__Problem statement__
Which lines hold the word "ミョウジョウ"? Show each of them.

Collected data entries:
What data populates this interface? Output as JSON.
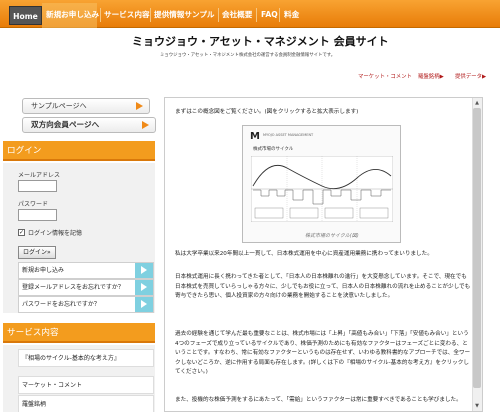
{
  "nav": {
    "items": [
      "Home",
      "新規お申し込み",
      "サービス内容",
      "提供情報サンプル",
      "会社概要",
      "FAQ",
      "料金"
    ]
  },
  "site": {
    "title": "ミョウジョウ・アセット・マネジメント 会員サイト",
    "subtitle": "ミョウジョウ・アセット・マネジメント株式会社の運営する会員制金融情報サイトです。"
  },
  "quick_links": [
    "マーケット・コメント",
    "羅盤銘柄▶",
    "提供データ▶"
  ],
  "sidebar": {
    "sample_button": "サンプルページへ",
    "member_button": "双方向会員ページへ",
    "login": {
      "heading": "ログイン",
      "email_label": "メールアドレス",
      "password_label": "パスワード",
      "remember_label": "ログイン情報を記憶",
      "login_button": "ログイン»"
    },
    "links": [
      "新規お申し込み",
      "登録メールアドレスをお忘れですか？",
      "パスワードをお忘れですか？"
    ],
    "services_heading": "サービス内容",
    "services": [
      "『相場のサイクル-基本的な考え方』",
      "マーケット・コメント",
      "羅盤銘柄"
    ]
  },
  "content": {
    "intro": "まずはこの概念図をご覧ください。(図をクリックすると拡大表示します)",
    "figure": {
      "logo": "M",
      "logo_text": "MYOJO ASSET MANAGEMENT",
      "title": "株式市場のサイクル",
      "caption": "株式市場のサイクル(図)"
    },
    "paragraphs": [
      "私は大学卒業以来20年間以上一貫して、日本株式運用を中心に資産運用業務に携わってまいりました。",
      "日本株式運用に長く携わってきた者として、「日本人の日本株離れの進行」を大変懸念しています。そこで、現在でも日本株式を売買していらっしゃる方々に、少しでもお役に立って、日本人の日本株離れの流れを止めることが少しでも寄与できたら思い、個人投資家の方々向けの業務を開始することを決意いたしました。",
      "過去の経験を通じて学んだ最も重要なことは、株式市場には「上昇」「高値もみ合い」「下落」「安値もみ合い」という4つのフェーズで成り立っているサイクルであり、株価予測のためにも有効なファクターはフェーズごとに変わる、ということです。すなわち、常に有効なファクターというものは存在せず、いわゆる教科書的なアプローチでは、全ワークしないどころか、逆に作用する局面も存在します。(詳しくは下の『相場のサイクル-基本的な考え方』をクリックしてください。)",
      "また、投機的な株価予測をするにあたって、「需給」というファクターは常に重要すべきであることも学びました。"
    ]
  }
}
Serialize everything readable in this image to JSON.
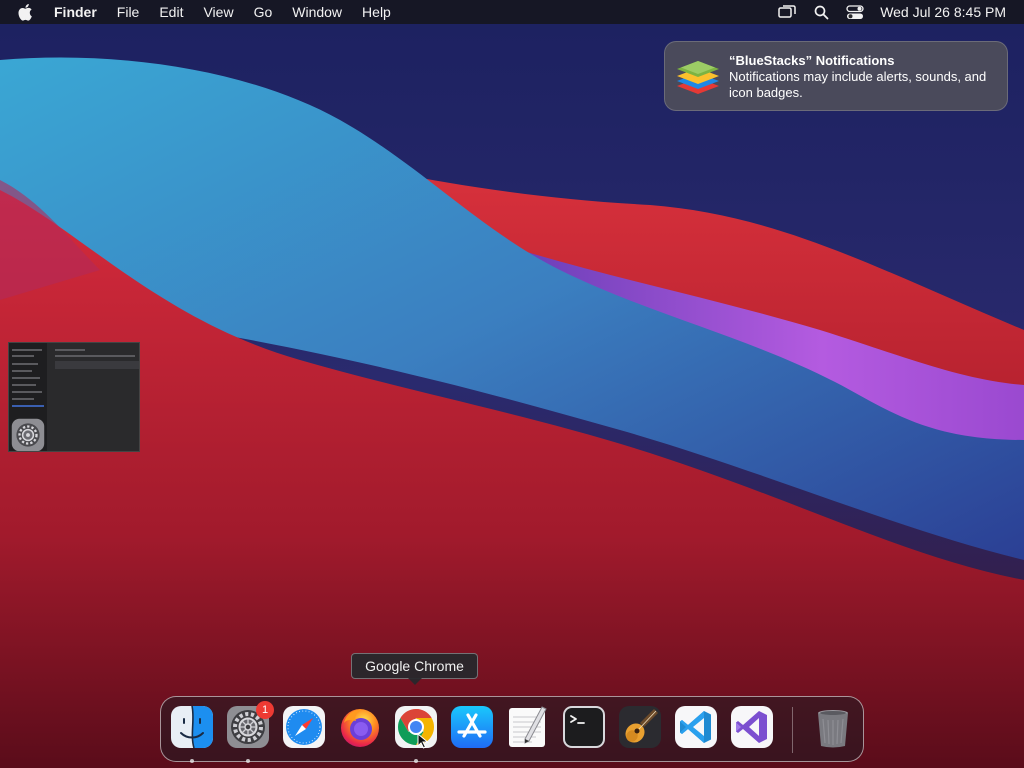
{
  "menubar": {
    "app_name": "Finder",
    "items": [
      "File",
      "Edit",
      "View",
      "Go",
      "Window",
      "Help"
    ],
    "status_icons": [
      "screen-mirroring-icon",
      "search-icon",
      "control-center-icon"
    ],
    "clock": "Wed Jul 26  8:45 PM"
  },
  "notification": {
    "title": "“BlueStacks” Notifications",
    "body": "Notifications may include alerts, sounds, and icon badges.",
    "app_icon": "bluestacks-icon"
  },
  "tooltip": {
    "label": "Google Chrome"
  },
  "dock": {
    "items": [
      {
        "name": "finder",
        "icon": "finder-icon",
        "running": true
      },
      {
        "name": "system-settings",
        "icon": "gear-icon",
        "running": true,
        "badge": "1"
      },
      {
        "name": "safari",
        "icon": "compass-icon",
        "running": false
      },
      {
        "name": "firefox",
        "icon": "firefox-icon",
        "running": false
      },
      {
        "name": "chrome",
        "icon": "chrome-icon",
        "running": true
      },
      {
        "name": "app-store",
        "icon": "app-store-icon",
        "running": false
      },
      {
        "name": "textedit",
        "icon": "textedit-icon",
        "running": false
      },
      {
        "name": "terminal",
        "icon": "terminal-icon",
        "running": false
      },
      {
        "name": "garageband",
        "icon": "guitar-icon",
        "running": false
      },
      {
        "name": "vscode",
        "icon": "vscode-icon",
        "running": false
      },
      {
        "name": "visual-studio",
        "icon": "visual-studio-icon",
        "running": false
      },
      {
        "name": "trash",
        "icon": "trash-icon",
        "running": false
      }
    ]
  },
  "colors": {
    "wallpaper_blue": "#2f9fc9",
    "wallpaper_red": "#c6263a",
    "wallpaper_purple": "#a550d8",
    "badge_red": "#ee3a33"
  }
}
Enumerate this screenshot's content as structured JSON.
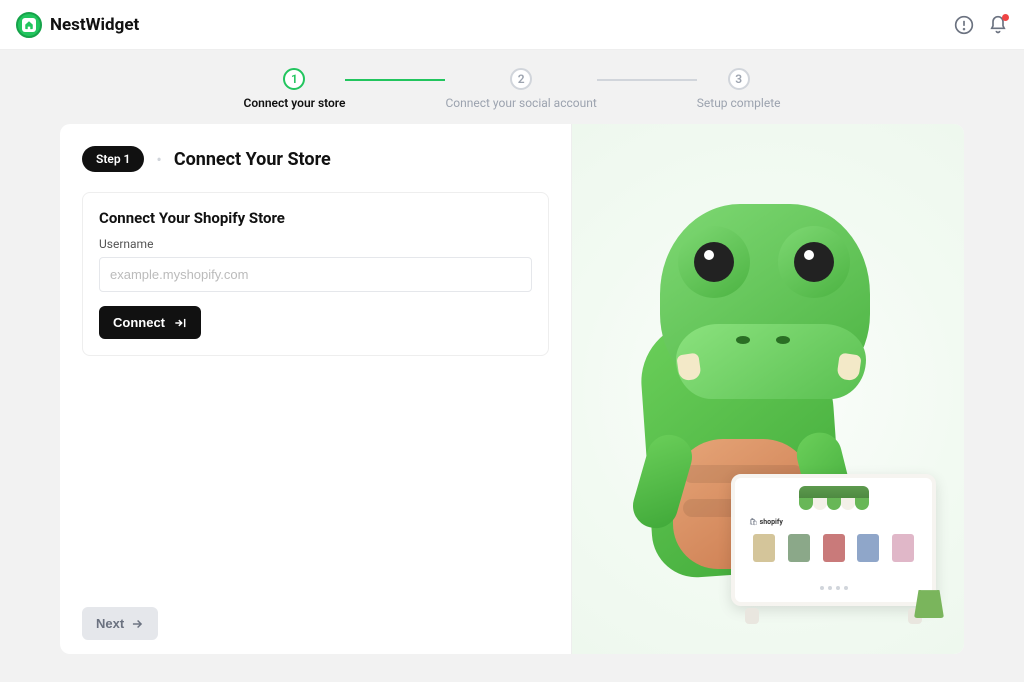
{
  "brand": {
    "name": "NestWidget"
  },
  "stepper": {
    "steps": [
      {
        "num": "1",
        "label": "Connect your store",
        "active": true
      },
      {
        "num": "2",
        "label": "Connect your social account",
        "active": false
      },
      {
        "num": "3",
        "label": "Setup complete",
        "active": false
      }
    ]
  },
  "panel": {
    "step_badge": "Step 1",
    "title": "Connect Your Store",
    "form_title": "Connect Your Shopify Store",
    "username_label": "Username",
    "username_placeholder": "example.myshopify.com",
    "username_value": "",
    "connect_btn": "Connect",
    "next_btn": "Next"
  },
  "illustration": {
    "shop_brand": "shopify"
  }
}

---

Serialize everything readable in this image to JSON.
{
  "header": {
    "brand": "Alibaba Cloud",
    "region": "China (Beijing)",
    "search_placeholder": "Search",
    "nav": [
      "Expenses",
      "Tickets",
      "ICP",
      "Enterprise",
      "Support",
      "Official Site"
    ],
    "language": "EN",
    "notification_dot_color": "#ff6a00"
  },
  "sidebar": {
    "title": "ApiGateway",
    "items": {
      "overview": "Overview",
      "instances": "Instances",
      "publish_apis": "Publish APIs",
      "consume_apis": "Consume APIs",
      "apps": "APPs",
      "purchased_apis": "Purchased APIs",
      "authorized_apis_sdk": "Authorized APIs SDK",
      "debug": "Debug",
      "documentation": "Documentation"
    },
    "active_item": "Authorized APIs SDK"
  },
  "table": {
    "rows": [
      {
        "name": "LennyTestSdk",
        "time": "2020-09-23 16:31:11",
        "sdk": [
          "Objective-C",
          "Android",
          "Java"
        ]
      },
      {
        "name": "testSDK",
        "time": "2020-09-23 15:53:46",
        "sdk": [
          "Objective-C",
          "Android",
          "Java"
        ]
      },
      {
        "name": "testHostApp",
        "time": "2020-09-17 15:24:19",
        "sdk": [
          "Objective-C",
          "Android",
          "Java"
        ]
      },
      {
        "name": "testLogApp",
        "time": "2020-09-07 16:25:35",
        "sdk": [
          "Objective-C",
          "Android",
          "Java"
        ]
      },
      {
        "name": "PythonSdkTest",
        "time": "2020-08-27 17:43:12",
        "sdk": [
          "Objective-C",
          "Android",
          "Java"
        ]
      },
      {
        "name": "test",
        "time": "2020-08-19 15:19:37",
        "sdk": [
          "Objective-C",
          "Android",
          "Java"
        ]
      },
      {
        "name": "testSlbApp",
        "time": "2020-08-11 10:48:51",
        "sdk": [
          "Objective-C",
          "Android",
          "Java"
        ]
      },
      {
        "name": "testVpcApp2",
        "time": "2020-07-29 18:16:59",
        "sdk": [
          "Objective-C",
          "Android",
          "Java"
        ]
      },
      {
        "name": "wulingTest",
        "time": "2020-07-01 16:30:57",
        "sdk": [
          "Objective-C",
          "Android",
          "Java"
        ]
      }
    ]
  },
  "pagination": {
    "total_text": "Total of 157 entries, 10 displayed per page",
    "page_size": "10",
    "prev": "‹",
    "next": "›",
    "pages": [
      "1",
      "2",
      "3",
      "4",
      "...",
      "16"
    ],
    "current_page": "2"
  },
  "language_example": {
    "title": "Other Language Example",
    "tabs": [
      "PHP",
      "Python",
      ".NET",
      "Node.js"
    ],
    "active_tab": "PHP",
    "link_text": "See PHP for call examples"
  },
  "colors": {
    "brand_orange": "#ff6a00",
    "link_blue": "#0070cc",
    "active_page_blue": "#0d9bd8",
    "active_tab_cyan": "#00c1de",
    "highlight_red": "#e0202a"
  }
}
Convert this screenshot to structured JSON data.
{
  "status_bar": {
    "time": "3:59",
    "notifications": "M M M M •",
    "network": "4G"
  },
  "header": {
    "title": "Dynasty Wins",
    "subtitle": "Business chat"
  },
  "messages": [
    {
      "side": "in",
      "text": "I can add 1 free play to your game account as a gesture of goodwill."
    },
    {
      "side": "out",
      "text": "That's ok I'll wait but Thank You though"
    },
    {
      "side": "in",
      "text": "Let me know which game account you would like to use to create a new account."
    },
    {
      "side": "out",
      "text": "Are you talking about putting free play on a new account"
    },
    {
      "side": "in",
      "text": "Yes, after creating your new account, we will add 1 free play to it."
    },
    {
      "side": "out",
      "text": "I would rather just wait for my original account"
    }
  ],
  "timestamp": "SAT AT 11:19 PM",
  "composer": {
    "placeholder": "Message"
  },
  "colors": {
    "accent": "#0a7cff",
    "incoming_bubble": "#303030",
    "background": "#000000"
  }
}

__Worked solution__
    "title": "ミョウジョウ・アセット・マネジメント 会員サイト",
    "subtitle": "ミョウジョウ・アセット・マネジメント株式会社の運営する会員制金融情報サイトです。"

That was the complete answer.